— Begin Recorded data —

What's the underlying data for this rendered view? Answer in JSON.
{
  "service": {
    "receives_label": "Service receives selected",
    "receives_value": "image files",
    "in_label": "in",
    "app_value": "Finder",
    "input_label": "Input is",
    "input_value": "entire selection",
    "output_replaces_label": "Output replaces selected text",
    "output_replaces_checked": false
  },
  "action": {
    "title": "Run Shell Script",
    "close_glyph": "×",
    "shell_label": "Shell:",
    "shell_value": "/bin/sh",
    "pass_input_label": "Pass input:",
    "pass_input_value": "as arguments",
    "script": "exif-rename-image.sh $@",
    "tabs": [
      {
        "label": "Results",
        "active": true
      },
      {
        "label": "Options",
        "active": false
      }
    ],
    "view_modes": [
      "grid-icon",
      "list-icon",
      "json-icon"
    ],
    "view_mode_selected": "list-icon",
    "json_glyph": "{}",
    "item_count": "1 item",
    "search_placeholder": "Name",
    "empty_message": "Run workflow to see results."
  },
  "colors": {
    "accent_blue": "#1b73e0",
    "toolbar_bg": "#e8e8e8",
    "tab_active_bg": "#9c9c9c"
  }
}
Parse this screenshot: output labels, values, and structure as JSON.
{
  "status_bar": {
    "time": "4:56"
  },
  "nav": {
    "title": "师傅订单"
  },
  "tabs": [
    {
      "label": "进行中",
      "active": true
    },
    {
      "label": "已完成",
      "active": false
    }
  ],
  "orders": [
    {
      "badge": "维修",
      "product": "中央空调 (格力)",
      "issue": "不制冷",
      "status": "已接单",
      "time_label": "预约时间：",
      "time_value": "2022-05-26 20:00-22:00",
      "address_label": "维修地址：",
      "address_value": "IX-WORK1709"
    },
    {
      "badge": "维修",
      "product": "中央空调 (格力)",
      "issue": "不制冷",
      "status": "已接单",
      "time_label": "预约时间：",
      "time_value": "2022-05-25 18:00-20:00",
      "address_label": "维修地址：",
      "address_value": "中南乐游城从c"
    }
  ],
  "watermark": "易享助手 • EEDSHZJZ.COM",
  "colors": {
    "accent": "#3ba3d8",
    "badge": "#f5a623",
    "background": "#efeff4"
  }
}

— End Recorded data —

◆ Work to do
Find the string "false" in the listing and return every line that holds it.

◆ Full solution
    "output_replaces_checked": false
        "active": false
      "active": false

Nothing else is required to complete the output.